Directions
Restate the records in their entirety, word for word.

[Data entries]
□ □ □ □ □ □ □

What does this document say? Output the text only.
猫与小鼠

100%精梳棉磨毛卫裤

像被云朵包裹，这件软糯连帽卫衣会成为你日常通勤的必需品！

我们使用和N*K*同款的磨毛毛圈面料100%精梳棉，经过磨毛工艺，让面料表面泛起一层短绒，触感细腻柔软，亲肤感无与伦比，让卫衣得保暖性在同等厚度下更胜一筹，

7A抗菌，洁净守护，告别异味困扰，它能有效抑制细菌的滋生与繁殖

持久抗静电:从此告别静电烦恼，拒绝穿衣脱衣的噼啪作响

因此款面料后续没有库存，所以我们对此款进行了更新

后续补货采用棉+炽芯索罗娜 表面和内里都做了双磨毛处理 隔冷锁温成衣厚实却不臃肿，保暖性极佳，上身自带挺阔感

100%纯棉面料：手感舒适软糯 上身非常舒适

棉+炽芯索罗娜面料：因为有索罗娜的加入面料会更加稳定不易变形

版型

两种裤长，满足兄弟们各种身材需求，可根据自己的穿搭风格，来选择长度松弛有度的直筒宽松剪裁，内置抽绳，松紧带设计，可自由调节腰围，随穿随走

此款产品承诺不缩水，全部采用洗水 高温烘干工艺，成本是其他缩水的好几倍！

□ □ □ □ □ □ □

Result of the task
What does this document say? Output the text only.
猫与小鼠

100%精梳棉磨毛卫裤

像被云朵包裹，这件软糯连帽卫衣会成为你日常通勤的必需品！

我们使用和N*K*同款的磨毛毛圈面料100%精梳棉，经过磨毛工艺，让面料表面泛起一层短绒，触感细腻柔软，亲肤感无与伦比，让卫衣得保暖性在同等厚度下更胜一筹，

7A抗菌，洁净守护，告别异味困扰，它能有效抑制细菌的滋生与繁殖

持久抗静电:从此告别静电烦恼，拒绝穿衣脱衣的噼啪作响

因此款面料后续没有库存，所以我们对此款进行了更新

后续补货采用棉+炽芯索罗娜 表面和内里都做了双磨毛处理 隔冷锁温成衣厚实却不臃肿，保暖性极佳，上身自带挺阔感

100%纯棉面料：手感舒适软糯 上身非常舒适

棉+炽芯索罗娜面料：因为有索罗娜的加入面料会更加稳定不易变形

版型

两种裤长，满足兄弟们各种身材需求，可根据自己的穿搭风格，来选择长度松弛有度的直筒宽松剪裁，内置抽绳，松紧带设计，可自由调节腰围，随穿随走

此款产品承诺不缩水，全部采用洗水 高温烘干工艺，成本是其他缩水的好几倍！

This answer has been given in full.